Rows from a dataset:
(begin)

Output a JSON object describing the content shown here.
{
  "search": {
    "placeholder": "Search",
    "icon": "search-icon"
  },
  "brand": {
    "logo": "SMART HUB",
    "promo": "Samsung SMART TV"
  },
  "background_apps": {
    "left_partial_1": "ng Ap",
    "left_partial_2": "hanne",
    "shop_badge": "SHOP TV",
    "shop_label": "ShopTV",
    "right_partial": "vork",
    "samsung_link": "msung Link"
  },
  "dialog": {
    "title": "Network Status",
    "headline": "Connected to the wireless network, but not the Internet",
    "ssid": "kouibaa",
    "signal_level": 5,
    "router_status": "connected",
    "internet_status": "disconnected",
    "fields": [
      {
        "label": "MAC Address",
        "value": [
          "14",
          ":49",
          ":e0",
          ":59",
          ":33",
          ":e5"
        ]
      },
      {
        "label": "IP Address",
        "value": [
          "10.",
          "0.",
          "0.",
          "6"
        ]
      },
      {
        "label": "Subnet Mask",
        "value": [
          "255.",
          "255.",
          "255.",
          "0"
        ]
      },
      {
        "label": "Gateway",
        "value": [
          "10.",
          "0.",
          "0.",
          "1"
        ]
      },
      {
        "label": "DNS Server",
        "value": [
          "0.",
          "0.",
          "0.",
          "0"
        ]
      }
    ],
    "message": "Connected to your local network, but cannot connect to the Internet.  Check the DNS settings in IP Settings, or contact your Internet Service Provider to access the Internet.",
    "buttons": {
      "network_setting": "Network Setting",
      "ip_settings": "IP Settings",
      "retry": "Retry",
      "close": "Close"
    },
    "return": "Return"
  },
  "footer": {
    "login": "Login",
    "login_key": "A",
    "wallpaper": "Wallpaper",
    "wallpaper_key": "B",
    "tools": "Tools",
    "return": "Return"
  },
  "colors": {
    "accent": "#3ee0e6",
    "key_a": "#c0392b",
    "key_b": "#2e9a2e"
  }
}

(end)

REQUIRED WORK ▸ Would you write down every record again, exactly?

COMPLETE OUTPUT ▸
Output a JSON object describing the content shown here.
{
  "search": {
    "placeholder": "Search",
    "icon": "search-icon"
  },
  "brand": {
    "logo": "SMART HUB",
    "promo": "Samsung SMART TV"
  },
  "background_apps": {
    "left_partial_1": "ng Ap",
    "left_partial_2": "hanne",
    "shop_badge": "SHOP TV",
    "shop_label": "ShopTV",
    "right_partial": "vork",
    "samsung_link": "msung Link"
  },
  "dialog": {
    "title": "Network Status",
    "headline": "Connected to the wireless network, but not the Internet",
    "ssid": "kouibaa",
    "signal_level": 5,
    "router_status": "connected",
    "internet_status": "disconnected",
    "fields": [
      {
        "label": "MAC Address",
        "value": [
          "14",
          ":49",
          ":e0",
          ":59",
          ":33",
          ":e5"
        ]
      },
      {
        "label": "IP Address",
        "value": [
          "10.",
          "0.",
          "0.",
          "6"
        ]
      },
      {
        "label": "Subnet Mask",
        "value": [
          "255.",
          "255.",
          "255.",
          "0"
        ]
      },
      {
        "label": "Gateway",
        "value": [
          "10.",
          "0.",
          "0.",
          "1"
        ]
      },
      {
        "label": "DNS Server",
        "value": [
          "0.",
          "0.",
          "0.",
          "0"
        ]
      }
    ],
    "message": "Connected to your local network, but cannot connect to the Internet.  Check the DNS settings in IP Settings, or contact your Internet Service Provider to access the Internet.",
    "buttons": {
      "network_setting": "Network Setting",
      "ip_settings": "IP Settings",
      "retry": "Retry",
      "close": "Close"
    },
    "return": "Return"
  },
  "footer": {
    "login": "Login",
    "login_key": "A",
    "wallpaper": "Wallpaper",
    "wallpaper_key": "B",
    "tools": "Tools",
    "return": "Return"
  },
  "colors": {
    "accent": "#3ee0e6",
    "key_a": "#c0392b",
    "key_b": "#2e9a2e"
  }
}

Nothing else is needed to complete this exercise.